## Data entries

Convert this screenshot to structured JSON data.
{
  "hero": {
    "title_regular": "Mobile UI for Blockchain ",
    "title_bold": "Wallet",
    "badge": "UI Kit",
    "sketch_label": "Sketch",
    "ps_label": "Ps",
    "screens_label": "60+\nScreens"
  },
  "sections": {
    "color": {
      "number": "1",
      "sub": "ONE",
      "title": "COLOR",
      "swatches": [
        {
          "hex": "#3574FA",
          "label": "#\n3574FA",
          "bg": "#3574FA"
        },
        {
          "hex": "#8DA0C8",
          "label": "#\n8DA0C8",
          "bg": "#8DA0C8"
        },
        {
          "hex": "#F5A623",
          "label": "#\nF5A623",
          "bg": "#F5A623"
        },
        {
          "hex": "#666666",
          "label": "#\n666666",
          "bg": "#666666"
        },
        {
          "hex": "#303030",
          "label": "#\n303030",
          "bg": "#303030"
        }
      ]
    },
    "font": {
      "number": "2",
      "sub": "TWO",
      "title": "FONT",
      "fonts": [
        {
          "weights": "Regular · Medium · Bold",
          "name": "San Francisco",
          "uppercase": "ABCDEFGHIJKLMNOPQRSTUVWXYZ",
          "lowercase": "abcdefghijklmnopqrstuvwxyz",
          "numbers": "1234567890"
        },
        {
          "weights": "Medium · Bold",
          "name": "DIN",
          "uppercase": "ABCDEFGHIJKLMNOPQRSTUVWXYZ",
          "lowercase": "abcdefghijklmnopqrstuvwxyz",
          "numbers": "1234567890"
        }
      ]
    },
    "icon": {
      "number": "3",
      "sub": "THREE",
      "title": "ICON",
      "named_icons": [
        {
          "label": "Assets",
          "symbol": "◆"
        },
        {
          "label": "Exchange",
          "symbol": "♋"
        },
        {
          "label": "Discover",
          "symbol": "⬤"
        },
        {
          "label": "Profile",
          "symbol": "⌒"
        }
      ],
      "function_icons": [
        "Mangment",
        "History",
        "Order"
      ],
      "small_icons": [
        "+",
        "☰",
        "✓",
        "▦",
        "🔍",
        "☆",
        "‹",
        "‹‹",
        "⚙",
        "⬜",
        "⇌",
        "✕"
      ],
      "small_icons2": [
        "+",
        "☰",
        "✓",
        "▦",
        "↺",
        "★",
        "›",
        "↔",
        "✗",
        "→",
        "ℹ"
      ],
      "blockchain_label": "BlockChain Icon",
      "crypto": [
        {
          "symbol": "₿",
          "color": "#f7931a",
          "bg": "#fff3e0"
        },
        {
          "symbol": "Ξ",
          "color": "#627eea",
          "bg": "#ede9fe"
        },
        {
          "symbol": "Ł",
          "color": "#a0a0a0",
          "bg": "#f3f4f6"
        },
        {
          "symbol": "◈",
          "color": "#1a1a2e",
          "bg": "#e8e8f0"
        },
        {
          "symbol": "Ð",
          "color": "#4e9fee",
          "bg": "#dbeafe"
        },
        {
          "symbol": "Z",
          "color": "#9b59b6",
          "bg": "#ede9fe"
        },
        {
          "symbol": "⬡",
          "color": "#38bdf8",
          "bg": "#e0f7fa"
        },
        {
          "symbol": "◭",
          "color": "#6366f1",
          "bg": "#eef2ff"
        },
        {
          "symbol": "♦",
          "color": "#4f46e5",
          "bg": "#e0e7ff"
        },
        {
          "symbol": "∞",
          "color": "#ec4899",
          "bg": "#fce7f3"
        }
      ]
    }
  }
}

## Task objective
Nothing should be changed: write out all of the data as is.

## Exercise answer
Convert this screenshot to structured JSON data.
{
  "hero": {
    "title_regular": "Mobile UI for Blockchain ",
    "title_bold": "Wallet",
    "badge": "UI Kit",
    "sketch_label": "Sketch",
    "ps_label": "Ps",
    "screens_label": "60+\nScreens"
  },
  "sections": {
    "color": {
      "number": "1",
      "sub": "ONE",
      "title": "COLOR",
      "swatches": [
        {
          "hex": "#3574FA",
          "label": "#\n3574FA",
          "bg": "#3574FA"
        },
        {
          "hex": "#8DA0C8",
          "label": "#\n8DA0C8",
          "bg": "#8DA0C8"
        },
        {
          "hex": "#F5A623",
          "label": "#\nF5A623",
          "bg": "#F5A623"
        },
        {
          "hex": "#666666",
          "label": "#\n666666",
          "bg": "#666666"
        },
        {
          "hex": "#303030",
          "label": "#\n303030",
          "bg": "#303030"
        }
      ]
    },
    "font": {
      "number": "2",
      "sub": "TWO",
      "title": "FONT",
      "fonts": [
        {
          "weights": "Regular · Medium · Bold",
          "name": "San Francisco",
          "uppercase": "ABCDEFGHIJKLMNOPQRSTUVWXYZ",
          "lowercase": "abcdefghijklmnopqrstuvwxyz",
          "numbers": "1234567890"
        },
        {
          "weights": "Medium · Bold",
          "name": "DIN",
          "uppercase": "ABCDEFGHIJKLMNOPQRSTUVWXYZ",
          "lowercase": "abcdefghijklmnopqrstuvwxyz",
          "numbers": "1234567890"
        }
      ]
    },
    "icon": {
      "number": "3",
      "sub": "THREE",
      "title": "ICON",
      "named_icons": [
        {
          "label": "Assets",
          "symbol": "◆"
        },
        {
          "label": "Exchange",
          "symbol": "♋"
        },
        {
          "label": "Discover",
          "symbol": "⬤"
        },
        {
          "label": "Profile",
          "symbol": "⌒"
        }
      ],
      "function_icons": [
        "Mangment",
        "History",
        "Order"
      ],
      "small_icons": [
        "+",
        "☰",
        "✓",
        "▦",
        "🔍",
        "☆",
        "‹",
        "‹‹",
        "⚙",
        "⬜",
        "⇌",
        "✕"
      ],
      "small_icons2": [
        "+",
        "☰",
        "✓",
        "▦",
        "↺",
        "★",
        "›",
        "↔",
        "✗",
        "→",
        "ℹ"
      ],
      "blockchain_label": "BlockChain Icon",
      "crypto": [
        {
          "symbol": "₿",
          "color": "#f7931a",
          "bg": "#fff3e0"
        },
        {
          "symbol": "Ξ",
          "color": "#627eea",
          "bg": "#ede9fe"
        },
        {
          "symbol": "Ł",
          "color": "#a0a0a0",
          "bg": "#f3f4f6"
        },
        {
          "symbol": "◈",
          "color": "#1a1a2e",
          "bg": "#e8e8f0"
        },
        {
          "symbol": "Ð",
          "color": "#4e9fee",
          "bg": "#dbeafe"
        },
        {
          "symbol": "Z",
          "color": "#9b59b6",
          "bg": "#ede9fe"
        },
        {
          "symbol": "⬡",
          "color": "#38bdf8",
          "bg": "#e0f7fa"
        },
        {
          "symbol": "◭",
          "color": "#6366f1",
          "bg": "#eef2ff"
        },
        {
          "symbol": "♦",
          "color": "#4f46e5",
          "bg": "#e0e7ff"
        },
        {
          "symbol": "∞",
          "color": "#ec4899",
          "bg": "#fce7f3"
        }
      ]
    }
  }
}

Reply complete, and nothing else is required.